__What is being asked__. Report all lines from the entries below in which "trusted" appears.
start
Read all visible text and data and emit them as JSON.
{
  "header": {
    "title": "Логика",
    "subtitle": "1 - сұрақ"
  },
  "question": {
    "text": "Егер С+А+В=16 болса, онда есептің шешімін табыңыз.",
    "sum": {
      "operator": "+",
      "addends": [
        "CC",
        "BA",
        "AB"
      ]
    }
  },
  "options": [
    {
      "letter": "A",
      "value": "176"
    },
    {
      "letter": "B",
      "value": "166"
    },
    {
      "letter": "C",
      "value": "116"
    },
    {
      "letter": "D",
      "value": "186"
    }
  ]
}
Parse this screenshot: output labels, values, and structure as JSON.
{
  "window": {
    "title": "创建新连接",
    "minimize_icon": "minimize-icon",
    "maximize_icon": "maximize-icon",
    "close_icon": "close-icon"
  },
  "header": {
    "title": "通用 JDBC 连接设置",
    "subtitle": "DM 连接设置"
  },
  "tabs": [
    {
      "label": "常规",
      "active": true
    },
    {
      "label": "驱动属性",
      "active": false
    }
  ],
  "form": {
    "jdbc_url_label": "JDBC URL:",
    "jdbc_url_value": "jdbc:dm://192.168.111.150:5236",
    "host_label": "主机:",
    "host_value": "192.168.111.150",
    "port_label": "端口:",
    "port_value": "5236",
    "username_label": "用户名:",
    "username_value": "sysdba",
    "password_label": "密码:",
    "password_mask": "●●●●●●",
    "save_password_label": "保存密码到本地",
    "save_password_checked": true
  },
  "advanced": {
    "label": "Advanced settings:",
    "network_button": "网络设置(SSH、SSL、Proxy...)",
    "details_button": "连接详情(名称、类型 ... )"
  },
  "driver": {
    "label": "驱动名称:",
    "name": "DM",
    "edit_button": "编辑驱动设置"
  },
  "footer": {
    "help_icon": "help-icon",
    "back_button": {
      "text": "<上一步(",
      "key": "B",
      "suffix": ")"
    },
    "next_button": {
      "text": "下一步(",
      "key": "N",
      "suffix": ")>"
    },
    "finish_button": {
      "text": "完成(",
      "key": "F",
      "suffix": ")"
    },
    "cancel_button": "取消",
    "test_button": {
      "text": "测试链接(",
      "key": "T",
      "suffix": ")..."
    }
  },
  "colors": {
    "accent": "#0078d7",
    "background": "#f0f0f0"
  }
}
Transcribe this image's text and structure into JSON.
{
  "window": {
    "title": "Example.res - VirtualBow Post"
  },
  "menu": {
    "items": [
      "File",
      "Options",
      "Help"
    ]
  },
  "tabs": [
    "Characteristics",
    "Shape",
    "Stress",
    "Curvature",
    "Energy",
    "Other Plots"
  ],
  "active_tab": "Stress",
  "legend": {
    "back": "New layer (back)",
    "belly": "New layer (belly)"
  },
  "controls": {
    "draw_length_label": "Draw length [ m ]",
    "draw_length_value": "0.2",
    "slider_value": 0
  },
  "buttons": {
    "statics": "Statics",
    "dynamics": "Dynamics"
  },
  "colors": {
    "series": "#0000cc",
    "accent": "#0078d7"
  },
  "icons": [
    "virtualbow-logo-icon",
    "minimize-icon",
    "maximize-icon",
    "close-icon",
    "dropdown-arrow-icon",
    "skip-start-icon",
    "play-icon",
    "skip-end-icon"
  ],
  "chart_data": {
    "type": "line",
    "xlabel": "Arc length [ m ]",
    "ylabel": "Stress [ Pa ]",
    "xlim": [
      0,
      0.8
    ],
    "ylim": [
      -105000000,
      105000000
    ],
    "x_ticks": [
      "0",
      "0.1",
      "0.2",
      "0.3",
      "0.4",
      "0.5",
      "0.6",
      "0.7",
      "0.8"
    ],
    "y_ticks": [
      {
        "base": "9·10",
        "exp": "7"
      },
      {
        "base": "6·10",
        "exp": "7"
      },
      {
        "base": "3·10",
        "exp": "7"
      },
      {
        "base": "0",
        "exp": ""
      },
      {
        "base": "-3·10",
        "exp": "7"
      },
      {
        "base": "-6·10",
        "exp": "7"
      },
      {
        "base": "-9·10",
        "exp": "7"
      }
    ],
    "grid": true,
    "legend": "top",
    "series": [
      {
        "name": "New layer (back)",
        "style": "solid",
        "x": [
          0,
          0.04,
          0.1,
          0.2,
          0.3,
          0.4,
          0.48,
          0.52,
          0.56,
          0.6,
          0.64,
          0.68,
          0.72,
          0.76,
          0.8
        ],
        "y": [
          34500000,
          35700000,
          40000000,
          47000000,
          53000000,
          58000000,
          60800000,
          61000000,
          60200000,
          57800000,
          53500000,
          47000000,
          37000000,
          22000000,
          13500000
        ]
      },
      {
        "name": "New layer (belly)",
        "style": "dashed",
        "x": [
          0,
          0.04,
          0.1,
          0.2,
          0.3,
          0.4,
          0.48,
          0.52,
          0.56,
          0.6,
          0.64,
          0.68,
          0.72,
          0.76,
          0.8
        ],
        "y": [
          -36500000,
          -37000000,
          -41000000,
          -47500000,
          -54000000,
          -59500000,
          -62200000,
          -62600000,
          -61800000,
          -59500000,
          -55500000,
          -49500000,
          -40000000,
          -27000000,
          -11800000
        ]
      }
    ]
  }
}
end
start
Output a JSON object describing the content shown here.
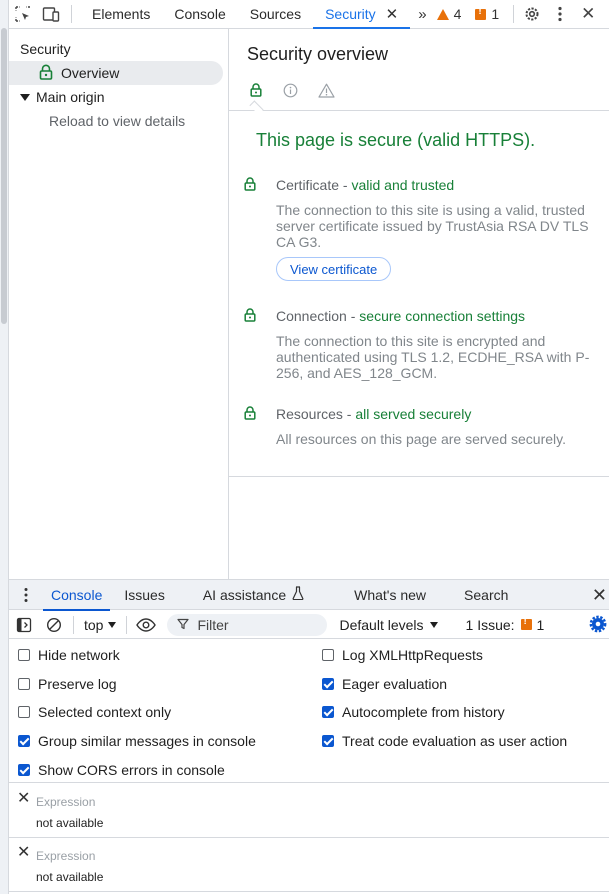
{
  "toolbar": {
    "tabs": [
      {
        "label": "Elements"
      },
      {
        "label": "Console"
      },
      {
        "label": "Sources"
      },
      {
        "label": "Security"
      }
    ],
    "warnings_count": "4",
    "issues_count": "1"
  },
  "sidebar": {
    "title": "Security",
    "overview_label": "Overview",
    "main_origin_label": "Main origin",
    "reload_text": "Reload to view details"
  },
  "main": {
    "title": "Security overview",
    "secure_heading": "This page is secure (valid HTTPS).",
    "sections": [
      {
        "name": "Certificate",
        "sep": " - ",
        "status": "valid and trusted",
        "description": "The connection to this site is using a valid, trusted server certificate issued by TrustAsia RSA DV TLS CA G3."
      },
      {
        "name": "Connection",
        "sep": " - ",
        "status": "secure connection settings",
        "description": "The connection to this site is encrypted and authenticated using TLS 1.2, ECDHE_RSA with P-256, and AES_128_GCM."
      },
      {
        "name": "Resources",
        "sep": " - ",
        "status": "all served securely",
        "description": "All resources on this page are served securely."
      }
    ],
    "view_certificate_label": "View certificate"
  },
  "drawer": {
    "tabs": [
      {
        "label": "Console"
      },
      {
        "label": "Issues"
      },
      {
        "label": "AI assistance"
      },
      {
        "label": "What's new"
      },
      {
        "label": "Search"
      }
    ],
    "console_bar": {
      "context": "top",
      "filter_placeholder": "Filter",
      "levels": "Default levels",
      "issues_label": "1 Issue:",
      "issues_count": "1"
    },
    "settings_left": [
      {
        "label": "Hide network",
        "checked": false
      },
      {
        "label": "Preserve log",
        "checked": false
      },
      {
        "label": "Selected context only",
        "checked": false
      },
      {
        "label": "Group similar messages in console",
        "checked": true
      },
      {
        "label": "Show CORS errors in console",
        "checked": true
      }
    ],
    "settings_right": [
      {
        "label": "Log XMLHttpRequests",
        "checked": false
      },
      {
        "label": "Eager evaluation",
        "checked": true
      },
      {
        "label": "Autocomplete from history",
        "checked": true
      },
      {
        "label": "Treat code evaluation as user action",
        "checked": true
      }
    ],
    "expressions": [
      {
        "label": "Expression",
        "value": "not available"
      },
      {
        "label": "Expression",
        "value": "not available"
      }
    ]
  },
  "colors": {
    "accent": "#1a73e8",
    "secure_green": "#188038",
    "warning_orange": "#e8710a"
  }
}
end
start
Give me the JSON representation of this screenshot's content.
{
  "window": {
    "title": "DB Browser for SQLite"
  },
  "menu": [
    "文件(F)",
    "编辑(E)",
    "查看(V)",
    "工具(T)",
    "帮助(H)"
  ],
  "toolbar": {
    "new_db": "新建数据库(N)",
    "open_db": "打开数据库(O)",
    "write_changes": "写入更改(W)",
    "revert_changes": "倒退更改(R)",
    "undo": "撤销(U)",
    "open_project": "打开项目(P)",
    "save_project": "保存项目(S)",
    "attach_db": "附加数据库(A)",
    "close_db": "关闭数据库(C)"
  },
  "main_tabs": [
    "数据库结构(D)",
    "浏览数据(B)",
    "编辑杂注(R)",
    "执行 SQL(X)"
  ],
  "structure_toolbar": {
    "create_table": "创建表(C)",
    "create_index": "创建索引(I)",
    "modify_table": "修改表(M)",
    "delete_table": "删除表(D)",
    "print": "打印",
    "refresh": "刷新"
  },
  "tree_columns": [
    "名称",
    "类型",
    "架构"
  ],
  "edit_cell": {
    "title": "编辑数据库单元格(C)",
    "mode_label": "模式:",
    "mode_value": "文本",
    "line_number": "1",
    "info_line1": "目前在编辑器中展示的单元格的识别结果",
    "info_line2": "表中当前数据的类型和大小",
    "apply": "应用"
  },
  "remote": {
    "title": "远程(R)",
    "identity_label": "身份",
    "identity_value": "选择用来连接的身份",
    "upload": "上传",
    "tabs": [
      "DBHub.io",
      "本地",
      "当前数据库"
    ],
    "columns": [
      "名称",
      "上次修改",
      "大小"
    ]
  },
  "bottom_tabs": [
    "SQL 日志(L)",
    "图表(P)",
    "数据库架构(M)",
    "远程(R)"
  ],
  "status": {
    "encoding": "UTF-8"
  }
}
end
__Complete output__.
        "status": "valid and trusted",
        "description": "The connection to this site is using a valid, trusted server certificate issued by TrustAsia RSA DV TLS CA G3."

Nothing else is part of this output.